§ **Request**: Find and copy lines holding "JSON".

Begin Dataset extract

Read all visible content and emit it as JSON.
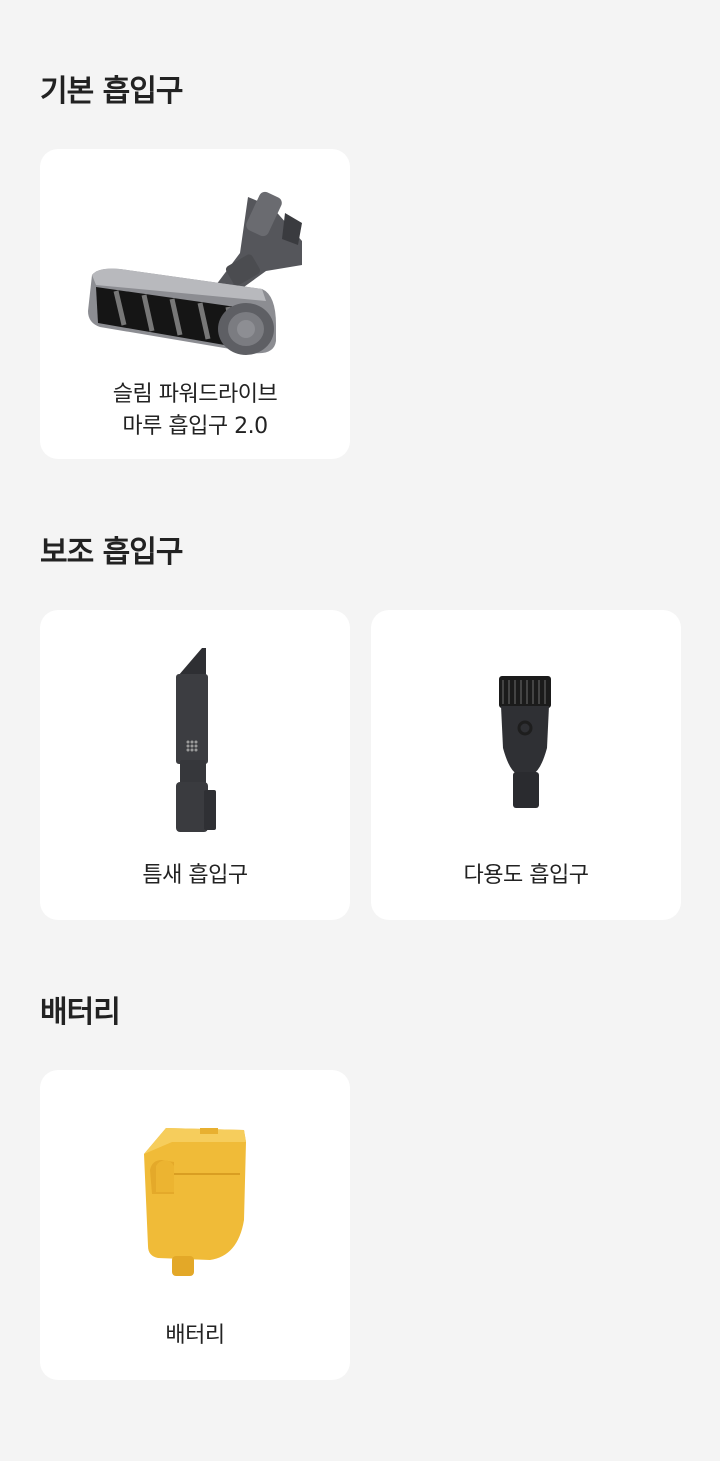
{
  "sections": [
    {
      "title": "기본 흡입구",
      "items": [
        {
          "label": "슬림 파워드라이브\n마루 흡입구 2.0",
          "icon": "power-drive-floor-nozzle"
        }
      ]
    },
    {
      "title": "보조 흡입구",
      "items": [
        {
          "label": "틈새 흡입구",
          "icon": "crevice-tool"
        },
        {
          "label": "다용도 흡입구",
          "icon": "multi-purpose-brush"
        }
      ]
    },
    {
      "title": "배터리",
      "items": [
        {
          "label": "배터리",
          "icon": "battery-pack"
        }
      ]
    }
  ],
  "colors": {
    "background": "#f4f4f4",
    "card": "#ffffff",
    "battery": "#f2bd3c",
    "tool": "#3c3c40"
  }
}
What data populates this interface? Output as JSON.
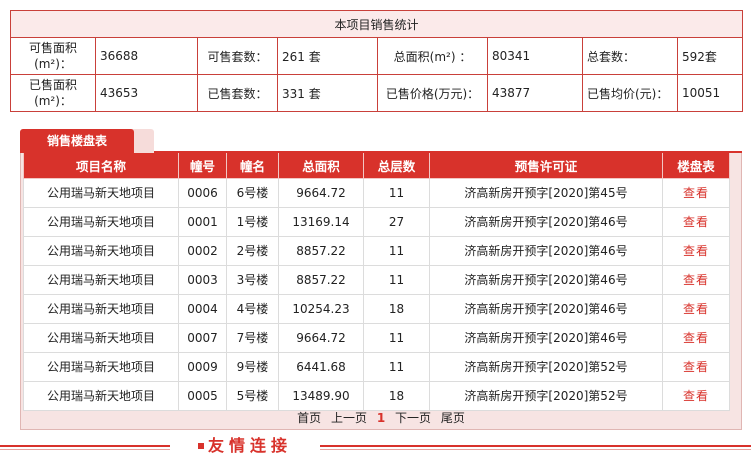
{
  "stats": {
    "title": "本项目销售统计",
    "available_area_label": "可售面积\n(m²)：",
    "available_area_value": "36688",
    "available_units_label": "可售套数：",
    "available_units_value": "261 套",
    "total_area_label": "总面积(m²) ：",
    "total_area_value": "80341",
    "total_units_label": "总套数：",
    "total_units_value": "592套",
    "sold_area_label": "已售面积\n(m²)：",
    "sold_area_value": "43653",
    "sold_units_label": "已售套数：",
    "sold_units_value": "331 套",
    "sold_price_label": "已售价格(万元)：",
    "sold_price_value": "43877",
    "avg_price_label": "已售均价(元)：",
    "avg_price_value": "10051"
  },
  "tab": {
    "label": "销售楼盘表"
  },
  "table": {
    "headers": [
      "项目名称",
      "幢号",
      "幢名",
      "总面积",
      "总层数",
      "预售许可证",
      "楼盘表"
    ],
    "rows": [
      [
        "公用瑞马新天地项目",
        "0006",
        "6号楼",
        "9664.72",
        "11",
        "济高新房开预字[2020]第45号",
        "查看"
      ],
      [
        "公用瑞马新天地项目",
        "0001",
        "1号楼",
        "13169.14",
        "27",
        "济高新房开预字[2020]第46号",
        "查看"
      ],
      [
        "公用瑞马新天地项目",
        "0002",
        "2号楼",
        "8857.22",
        "11",
        "济高新房开预字[2020]第46号",
        "查看"
      ],
      [
        "公用瑞马新天地项目",
        "0003",
        "3号楼",
        "8857.22",
        "11",
        "济高新房开预字[2020]第46号",
        "查看"
      ],
      [
        "公用瑞马新天地项目",
        "0004",
        "4号楼",
        "10254.23",
        "18",
        "济高新房开预字[2020]第46号",
        "查看"
      ],
      [
        "公用瑞马新天地项目",
        "0007",
        "7号楼",
        "9664.72",
        "11",
        "济高新房开预字[2020]第46号",
        "查看"
      ],
      [
        "公用瑞马新天地项目",
        "0009",
        "9号楼",
        "6441.68",
        "11",
        "济高新房开预字[2020]第52号",
        "查看"
      ],
      [
        "公用瑞马新天地项目",
        "0005",
        "5号楼",
        "13489.90",
        "18",
        "济高新房开预字[2020]第52号",
        "查看"
      ]
    ]
  },
  "pager": {
    "first": "首页",
    "prev": "上一页",
    "current": "1",
    "next": "下一页",
    "last": "尾页"
  },
  "footer": {
    "title": "友情连接"
  },
  "colors": {
    "accent": "#d8322b",
    "panel_bg": "#f7e4e3",
    "title_bg": "#fbeaea"
  }
}
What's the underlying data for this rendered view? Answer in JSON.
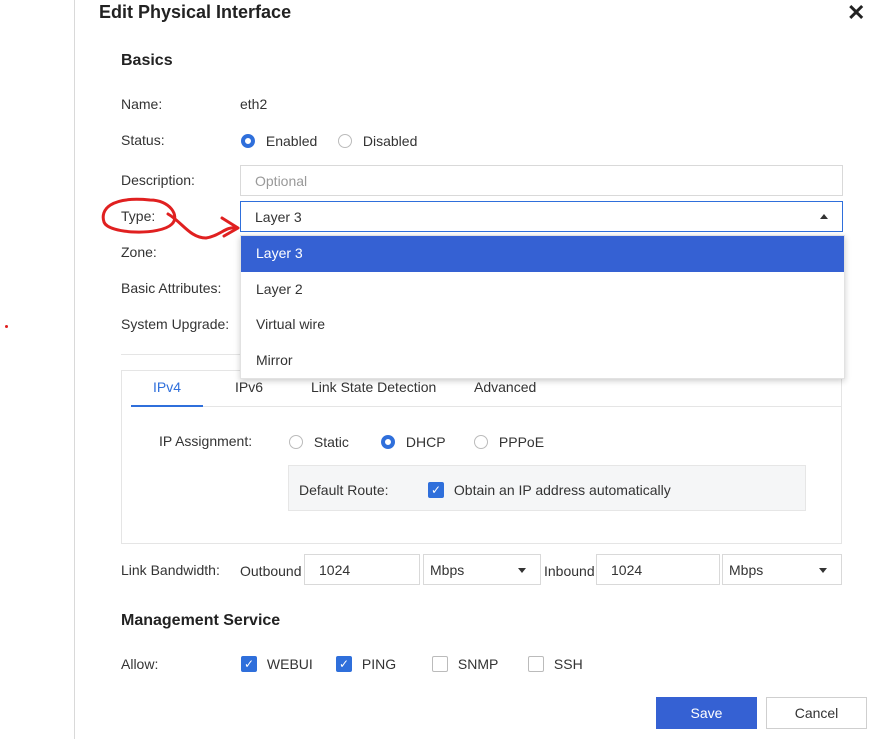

End Dataset extract

§ **Response**:
Read all visible content and emit it as JSON.
What data populates this interface? Output as JSON.
What's the underlying data for this rendered view? Answer in JSON.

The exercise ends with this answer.